Given task: Copy out each line below exactly as it appears.

Materials provided:
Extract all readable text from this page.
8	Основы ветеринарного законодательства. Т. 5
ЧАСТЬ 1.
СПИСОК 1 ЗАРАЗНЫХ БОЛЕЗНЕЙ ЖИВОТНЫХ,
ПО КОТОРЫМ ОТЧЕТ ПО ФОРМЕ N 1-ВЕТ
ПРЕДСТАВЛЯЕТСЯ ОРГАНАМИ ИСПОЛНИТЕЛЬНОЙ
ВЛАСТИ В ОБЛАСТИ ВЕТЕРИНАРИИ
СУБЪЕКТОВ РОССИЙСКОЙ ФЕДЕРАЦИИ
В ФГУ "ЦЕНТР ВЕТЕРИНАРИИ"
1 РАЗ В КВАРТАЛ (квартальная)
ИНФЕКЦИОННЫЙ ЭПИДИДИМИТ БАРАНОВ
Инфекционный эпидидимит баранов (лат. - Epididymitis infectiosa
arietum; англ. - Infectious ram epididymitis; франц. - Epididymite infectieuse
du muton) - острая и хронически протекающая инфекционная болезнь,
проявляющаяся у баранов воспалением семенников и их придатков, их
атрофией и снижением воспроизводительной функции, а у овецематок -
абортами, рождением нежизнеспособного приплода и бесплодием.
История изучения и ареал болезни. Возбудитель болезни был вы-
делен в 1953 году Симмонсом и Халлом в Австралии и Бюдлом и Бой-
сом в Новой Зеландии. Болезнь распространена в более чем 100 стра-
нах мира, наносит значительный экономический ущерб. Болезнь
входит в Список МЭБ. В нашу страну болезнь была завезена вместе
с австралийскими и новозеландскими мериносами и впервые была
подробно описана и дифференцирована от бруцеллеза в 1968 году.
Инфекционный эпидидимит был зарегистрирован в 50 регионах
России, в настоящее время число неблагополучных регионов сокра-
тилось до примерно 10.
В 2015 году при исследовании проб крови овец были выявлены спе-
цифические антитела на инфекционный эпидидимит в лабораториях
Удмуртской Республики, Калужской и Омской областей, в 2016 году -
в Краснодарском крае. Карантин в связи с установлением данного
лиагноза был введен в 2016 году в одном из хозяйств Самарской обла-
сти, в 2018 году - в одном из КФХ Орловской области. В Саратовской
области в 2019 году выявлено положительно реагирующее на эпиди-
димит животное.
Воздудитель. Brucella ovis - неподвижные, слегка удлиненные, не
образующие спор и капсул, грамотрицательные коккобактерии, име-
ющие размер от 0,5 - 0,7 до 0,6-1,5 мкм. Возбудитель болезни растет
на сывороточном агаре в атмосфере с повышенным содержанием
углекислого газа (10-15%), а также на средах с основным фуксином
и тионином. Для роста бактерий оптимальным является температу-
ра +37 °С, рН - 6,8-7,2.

Correct result:
Extract all readable text from this page.
8	Основы ветеринарного законодательства. Т. 5
ЧАСТЬ 1.
СПИСОК 1 ЗАРАЗНЫХ БОЛЕЗНЕЙ ЖИВОТНЫХ,
ПО КОТОРЫМ ОТЧЕТ ПО ФОРМЕ N 1-ВЕТ
ПРЕДСТАВЛЯЕТСЯ ОРГАНАМИ ИСПОЛНИТЕЛЬНОЙ
ВЛАСТИ В ОБЛАСТИ ВЕТЕРИНАРИИ
СУБЪЕКТОВ РОССИЙСКОЙ ФЕДЕРАЦИИ
В ФГУ "ЦЕНТР ВЕТЕРИНАРИИ"
1 РАЗ В КВАРТАЛ (квартальная)
ИНФЕКЦИОННЫЙ ЭПИДИДИМИТ БАРАНОВ
Инфекционный эпидидимит баранов (лат. - Epididymitis infectiosa
arietum; англ. - Infectious ram epididymitis; франц. - Epididymite infectieuse
du muton) - острая и хронически протекающая инфекционная болезнь,
проявляющаяся у баранов воспалением семенников и их придатков, их
атрофией и снижением воспроизводительной функции, а у овецематок -
абортами, рождением нежизнеспособного приплода и бесплодием.
История изучения и ареал болезни. Возбудитель болезни был вы-
делен в 1953 году Симмонсом и Халлом в Австралии и Бюдлом и Бой-
сом в Новой Зеландии. Болезнь распространена в более чем 100 стра-
нах мира, наносит значительный экономический ущерб. Болезнь
входит в Список МЭБ. В нашу страну болезнь была завезена вместе
с австралийскими и новозеландскими мериносами и впервые была
подробно описана и дифференцирована от бруцеллеза в 1968 году.
Инфекционный эпидидимит был зарегистрирован в 50 регионах
России, в настоящее время число неблагополучных регионов сокра-
тилось до примерно 10.
В 2015 году при исследовании проб крови овец были выявлены спе-
цифические антитела на инфекционный эпидидимит в лабораториях
Удмуртской Республики, Калужской и Омской областей, в 2016 году -
в Краснодарском крае. Карантин в связи с установлением данного
лиагноза был введен в 2016 году в одном из хозяйств Самарской обла-
сти, в 2018 году - в одном из КФХ Орловской области. В Саратовской
области в 2019 году выявлено положительно реагирующее на эпиди-
димит животное.
Воздудитель. Brucella ovis - неподвижные, слегка удлиненные, не
образующие спор и капсул, грамотрицательные коккобактерии, име-
ющие размер от 0,5 - 0,7 до 0,6-1,5 мкм. Возбудитель болезни растет
на сывороточном агаре в атмосфере с повышенным содержанием
углекислого газа (10-15%), а также на средах с основным фуксином
и тионином. Для роста бактерий оптимальным является температу-
ра +37 °С, рН - 6,8-7,2.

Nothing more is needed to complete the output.